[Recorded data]
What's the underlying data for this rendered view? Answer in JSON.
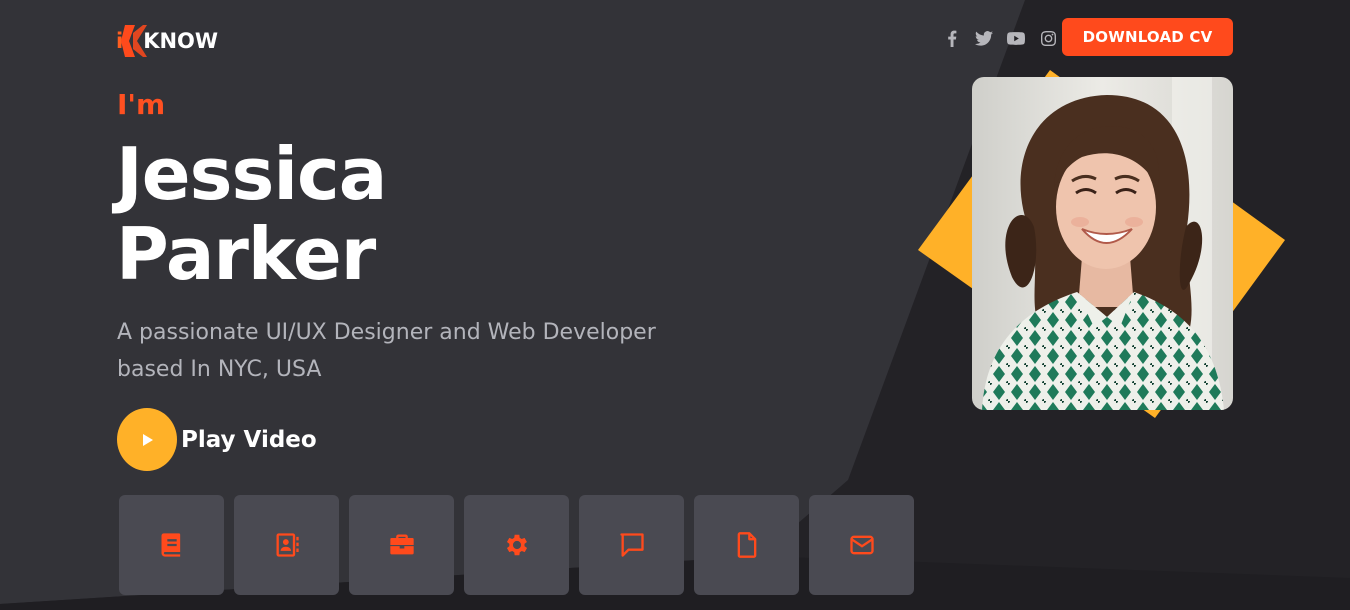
{
  "brand": {
    "logo_prefix": "i",
    "logo_text": "KNOW"
  },
  "header": {
    "socials": [
      {
        "icon": "facebook-icon"
      },
      {
        "icon": "twitter-icon"
      },
      {
        "icon": "youtube-icon"
      },
      {
        "icon": "instagram-icon"
      }
    ],
    "cta_label": "DOWNLOAD CV"
  },
  "hero": {
    "greeting": "I'm",
    "first_name": "Jessica",
    "last_name": "Parker",
    "description": "A passionate UI/UX Designer and Web Developer based In NYC, USA",
    "play_label": "Play Video"
  },
  "nav_tiles": [
    {
      "icon": "book-icon"
    },
    {
      "icon": "contact-book-icon"
    },
    {
      "icon": "briefcase-icon"
    },
    {
      "icon": "gear-icon"
    },
    {
      "icon": "chat-icon"
    },
    {
      "icon": "document-icon"
    },
    {
      "icon": "envelope-icon"
    }
  ],
  "colors": {
    "accent": "#ff4a1c",
    "yellow": "#ffb128",
    "panel_dark": "#333338",
    "bg_dark": "#232226",
    "tile": "#4a4a52"
  }
}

■ **To be done**
Lines that include the word "icon" are to be extracted from the data above.

■ **Solution**
        "icon": "facebook-icon"
        "icon": "twitter-icon"
        "icon": "youtube-icon"
        "icon": "instagram-icon"
      "icon": "book-icon"
      "icon": "contact-book-icon"
      "icon": "briefcase-icon"
      "icon": "gear-icon"
      "icon": "chat-icon"
      "icon": "document-icon"
      "icon": "envelope-icon"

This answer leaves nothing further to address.